--- Start ENTRIES ---
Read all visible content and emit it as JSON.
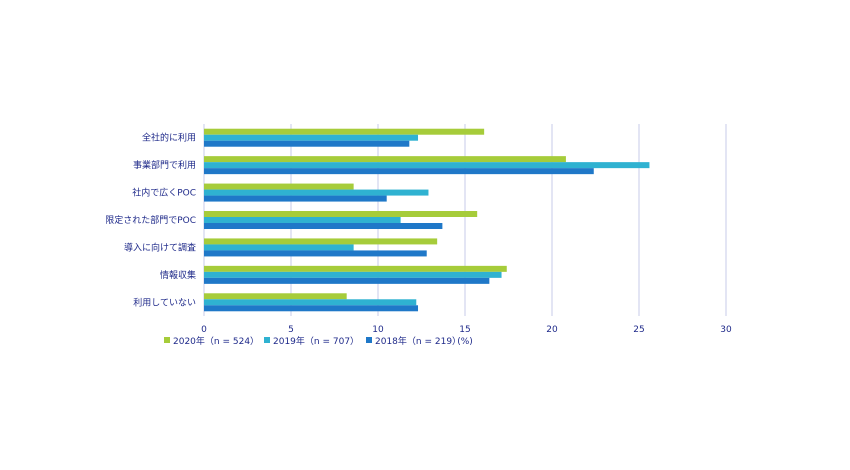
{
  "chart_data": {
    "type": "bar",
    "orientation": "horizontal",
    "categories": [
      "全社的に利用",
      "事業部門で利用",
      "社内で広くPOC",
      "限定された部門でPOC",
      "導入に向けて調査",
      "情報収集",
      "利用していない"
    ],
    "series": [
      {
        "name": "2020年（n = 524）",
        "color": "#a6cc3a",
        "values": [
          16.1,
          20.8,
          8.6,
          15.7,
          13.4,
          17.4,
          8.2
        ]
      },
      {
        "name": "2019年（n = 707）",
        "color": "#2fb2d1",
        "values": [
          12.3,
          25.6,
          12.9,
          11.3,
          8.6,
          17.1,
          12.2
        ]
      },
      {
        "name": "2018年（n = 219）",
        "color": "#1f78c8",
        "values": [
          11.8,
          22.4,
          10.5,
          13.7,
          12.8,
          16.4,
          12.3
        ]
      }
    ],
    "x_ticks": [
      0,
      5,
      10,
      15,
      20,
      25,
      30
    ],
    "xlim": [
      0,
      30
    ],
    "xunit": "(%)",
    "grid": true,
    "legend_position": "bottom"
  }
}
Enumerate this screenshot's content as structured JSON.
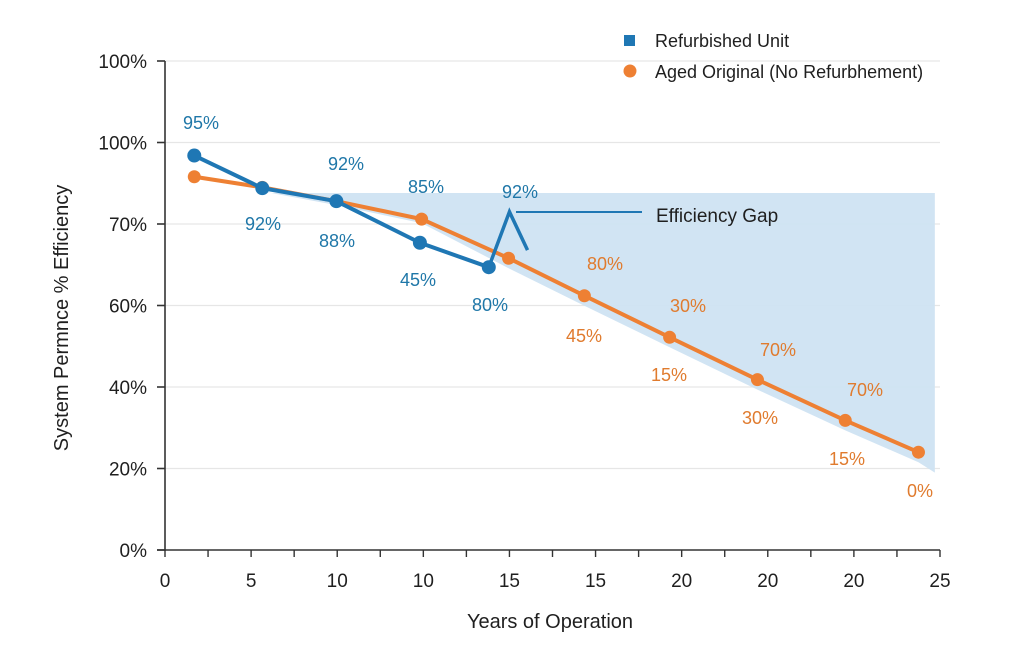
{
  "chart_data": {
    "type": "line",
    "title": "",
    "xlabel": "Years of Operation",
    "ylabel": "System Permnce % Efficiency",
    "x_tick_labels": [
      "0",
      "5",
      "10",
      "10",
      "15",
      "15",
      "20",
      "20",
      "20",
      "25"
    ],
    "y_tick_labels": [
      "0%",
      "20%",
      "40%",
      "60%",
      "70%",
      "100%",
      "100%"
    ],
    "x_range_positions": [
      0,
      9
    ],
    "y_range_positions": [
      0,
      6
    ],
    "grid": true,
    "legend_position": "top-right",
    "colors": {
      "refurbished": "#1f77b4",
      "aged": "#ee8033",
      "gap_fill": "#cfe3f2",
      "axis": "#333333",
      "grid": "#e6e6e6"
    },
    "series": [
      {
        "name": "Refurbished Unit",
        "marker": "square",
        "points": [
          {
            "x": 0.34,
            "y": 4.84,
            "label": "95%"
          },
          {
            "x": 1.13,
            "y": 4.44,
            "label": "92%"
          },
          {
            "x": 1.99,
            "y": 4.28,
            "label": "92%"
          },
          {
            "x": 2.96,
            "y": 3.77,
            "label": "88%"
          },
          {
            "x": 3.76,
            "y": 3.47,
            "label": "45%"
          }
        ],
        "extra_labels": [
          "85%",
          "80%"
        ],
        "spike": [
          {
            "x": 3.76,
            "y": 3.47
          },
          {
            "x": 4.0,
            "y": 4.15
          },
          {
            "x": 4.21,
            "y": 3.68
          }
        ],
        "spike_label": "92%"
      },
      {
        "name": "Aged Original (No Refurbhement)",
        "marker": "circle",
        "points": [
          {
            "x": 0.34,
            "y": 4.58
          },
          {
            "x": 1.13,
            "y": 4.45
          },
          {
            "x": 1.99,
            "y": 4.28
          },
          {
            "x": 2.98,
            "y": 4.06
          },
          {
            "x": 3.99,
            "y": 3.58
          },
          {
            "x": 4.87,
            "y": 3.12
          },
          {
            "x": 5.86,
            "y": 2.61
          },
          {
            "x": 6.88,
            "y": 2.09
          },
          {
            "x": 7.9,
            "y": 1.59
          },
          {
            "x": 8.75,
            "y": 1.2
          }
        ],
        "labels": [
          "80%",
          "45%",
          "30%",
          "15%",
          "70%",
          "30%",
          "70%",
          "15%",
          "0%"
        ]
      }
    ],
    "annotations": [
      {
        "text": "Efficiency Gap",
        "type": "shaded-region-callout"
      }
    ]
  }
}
--- End ENTRIES ---
--- Start ENTRIES ---
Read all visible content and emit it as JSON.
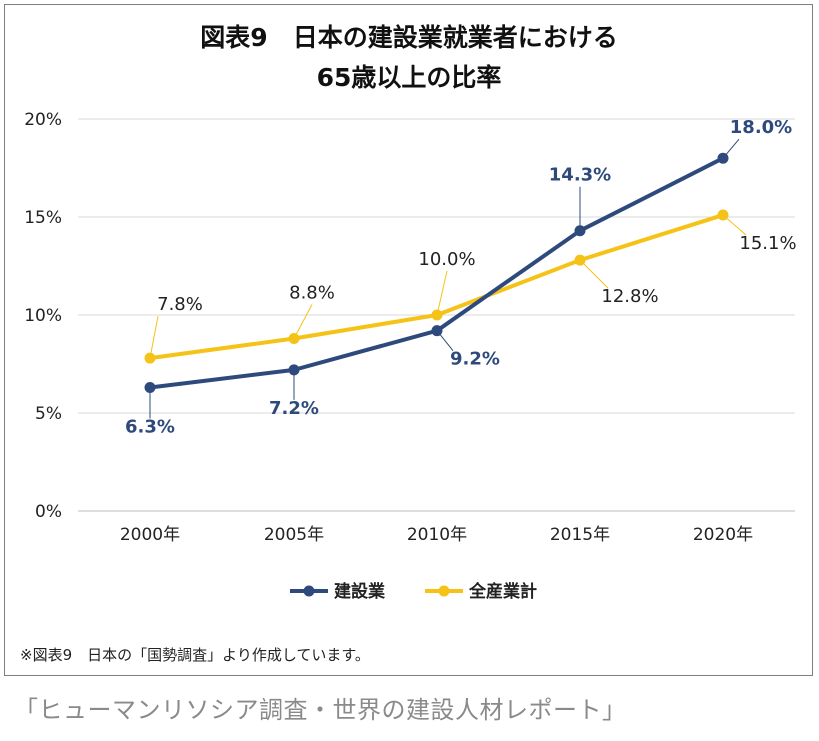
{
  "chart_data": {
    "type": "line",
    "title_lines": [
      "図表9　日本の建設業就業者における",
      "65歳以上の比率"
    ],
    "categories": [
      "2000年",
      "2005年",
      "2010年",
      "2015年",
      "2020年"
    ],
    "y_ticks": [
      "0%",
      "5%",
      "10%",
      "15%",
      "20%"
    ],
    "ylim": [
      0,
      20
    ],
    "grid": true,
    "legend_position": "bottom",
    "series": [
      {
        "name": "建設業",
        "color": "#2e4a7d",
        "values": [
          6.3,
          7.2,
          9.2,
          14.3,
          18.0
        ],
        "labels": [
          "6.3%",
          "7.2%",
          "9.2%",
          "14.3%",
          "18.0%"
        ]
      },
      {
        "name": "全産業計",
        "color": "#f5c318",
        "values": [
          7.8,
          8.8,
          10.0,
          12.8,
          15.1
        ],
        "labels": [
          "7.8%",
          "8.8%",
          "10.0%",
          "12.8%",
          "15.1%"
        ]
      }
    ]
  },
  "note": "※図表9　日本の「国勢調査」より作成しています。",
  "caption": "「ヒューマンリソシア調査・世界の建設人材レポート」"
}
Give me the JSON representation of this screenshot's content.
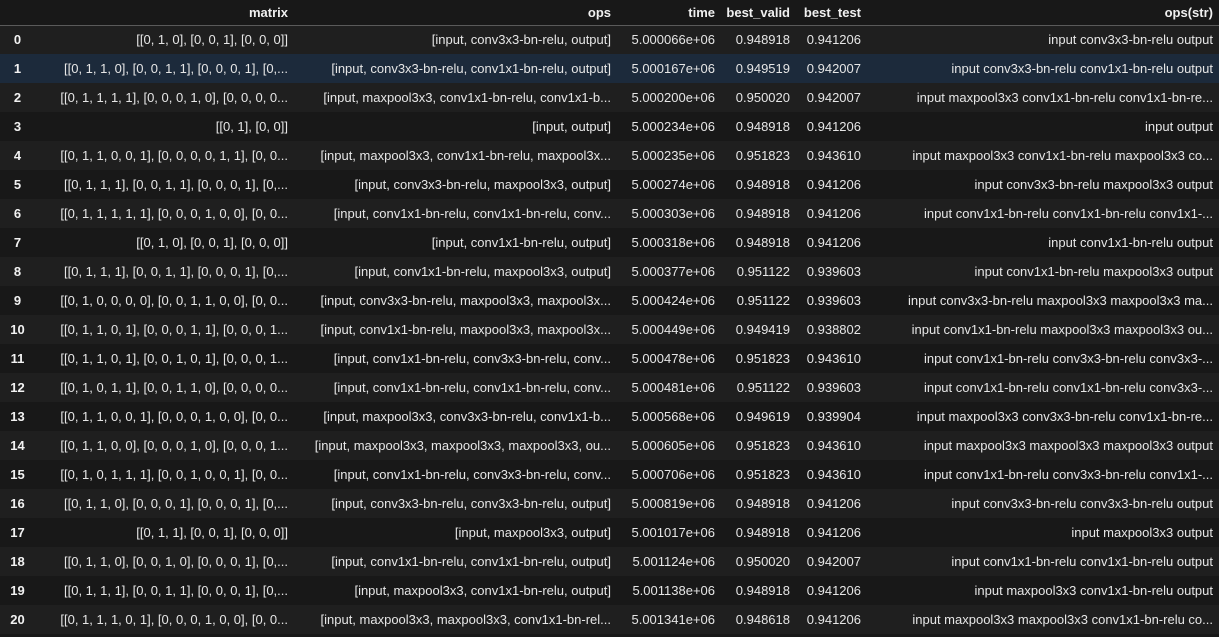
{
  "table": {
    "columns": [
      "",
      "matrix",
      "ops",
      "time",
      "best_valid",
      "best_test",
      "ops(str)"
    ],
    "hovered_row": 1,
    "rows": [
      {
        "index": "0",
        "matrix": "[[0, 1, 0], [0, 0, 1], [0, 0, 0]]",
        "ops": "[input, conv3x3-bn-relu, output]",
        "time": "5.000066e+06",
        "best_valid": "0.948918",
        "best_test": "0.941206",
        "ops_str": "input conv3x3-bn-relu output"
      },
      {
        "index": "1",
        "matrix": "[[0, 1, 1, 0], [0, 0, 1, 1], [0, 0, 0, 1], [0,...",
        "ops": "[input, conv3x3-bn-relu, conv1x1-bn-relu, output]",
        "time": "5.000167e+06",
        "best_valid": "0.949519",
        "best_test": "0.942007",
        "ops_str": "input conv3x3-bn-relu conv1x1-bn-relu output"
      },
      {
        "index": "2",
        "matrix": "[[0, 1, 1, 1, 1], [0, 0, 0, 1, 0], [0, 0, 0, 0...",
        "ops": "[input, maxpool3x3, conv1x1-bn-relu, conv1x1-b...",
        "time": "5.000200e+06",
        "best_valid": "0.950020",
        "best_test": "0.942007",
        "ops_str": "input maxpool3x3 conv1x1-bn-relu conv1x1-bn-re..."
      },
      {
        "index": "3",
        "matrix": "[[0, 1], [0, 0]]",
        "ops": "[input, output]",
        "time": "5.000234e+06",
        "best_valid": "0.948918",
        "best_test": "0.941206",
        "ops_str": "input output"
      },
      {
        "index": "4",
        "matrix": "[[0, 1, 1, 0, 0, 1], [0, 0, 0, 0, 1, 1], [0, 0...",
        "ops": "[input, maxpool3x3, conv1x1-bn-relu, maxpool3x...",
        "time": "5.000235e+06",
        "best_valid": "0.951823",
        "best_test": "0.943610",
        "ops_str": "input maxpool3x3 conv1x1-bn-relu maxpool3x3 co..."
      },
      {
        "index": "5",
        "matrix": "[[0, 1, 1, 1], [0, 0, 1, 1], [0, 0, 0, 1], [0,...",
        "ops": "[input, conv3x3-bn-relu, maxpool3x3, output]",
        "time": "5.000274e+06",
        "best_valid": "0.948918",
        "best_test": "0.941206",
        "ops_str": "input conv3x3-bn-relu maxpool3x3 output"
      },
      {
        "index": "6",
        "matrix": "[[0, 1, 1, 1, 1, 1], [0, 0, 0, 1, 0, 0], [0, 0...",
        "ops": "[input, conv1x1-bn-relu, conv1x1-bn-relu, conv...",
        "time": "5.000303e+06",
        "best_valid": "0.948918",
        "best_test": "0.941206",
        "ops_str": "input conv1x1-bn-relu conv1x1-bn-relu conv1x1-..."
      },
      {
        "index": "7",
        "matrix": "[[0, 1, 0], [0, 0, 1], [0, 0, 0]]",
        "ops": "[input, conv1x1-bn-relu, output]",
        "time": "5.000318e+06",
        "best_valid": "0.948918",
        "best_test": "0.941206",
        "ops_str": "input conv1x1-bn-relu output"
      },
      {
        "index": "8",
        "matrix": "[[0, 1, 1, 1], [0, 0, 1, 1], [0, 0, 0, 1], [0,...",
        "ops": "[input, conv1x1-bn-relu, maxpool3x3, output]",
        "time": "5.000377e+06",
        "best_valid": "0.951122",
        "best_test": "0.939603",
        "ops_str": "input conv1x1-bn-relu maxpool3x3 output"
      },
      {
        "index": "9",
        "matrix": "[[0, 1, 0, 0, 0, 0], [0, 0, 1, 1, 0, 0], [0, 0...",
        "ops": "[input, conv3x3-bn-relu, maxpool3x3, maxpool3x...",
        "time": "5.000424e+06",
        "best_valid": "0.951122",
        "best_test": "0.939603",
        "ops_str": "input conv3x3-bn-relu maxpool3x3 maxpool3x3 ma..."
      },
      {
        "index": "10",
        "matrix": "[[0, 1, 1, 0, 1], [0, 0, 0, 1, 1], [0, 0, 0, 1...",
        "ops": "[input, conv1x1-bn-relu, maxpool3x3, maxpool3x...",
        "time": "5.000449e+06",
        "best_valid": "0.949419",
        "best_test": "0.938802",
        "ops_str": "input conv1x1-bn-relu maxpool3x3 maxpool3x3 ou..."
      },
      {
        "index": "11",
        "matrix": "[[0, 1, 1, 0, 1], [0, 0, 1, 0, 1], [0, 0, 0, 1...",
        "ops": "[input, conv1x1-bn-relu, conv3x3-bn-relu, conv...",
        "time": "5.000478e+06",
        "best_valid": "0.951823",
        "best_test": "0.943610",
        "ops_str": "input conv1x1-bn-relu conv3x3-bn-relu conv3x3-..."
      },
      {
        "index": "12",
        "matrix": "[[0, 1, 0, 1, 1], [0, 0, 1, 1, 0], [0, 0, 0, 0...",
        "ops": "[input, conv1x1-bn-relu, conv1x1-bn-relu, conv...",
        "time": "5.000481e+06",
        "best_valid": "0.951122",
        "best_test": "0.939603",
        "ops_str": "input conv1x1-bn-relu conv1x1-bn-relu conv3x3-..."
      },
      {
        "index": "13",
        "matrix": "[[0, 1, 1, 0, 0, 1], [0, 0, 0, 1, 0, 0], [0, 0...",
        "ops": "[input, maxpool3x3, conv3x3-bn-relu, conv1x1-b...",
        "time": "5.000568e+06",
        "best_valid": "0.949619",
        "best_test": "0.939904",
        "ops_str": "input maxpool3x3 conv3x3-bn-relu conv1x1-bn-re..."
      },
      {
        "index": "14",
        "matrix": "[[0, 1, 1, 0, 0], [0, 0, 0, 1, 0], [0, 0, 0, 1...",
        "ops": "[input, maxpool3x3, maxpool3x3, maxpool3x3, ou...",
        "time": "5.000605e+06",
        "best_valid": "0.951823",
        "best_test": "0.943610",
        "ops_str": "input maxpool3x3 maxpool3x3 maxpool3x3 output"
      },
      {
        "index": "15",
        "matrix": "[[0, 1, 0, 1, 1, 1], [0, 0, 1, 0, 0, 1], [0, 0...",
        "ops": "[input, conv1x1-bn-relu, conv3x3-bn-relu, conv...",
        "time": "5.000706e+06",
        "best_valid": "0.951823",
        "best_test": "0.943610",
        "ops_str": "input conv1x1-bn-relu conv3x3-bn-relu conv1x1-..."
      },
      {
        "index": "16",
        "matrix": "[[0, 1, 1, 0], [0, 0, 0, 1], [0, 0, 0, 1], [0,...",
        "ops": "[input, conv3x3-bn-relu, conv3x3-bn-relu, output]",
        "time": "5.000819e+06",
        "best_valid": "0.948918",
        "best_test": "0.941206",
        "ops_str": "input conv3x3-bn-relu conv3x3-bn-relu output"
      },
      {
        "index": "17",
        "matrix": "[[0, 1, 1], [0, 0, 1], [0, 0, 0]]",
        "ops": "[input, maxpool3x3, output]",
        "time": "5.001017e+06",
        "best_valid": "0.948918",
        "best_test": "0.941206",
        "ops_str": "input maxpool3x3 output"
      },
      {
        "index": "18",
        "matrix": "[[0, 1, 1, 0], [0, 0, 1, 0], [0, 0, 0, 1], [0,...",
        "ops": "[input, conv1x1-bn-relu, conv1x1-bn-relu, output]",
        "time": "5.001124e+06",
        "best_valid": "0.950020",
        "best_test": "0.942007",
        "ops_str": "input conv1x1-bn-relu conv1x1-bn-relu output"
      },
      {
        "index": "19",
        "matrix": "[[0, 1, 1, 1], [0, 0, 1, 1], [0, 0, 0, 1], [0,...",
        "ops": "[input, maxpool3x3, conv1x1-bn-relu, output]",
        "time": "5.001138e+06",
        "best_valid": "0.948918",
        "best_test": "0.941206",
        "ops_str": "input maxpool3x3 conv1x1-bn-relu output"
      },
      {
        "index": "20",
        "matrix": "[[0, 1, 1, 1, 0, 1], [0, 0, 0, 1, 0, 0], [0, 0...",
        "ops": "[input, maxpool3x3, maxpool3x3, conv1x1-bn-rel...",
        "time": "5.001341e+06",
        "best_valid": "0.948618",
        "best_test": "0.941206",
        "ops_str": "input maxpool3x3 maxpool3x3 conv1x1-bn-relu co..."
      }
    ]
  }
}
--- End ENTRIES ---
— WRITTEN INSTRUCTION —
How many lines of the entries above hold the string "Efficiency"? Reply with the number alone.

— RESULT OF THIS EXERCISE —
2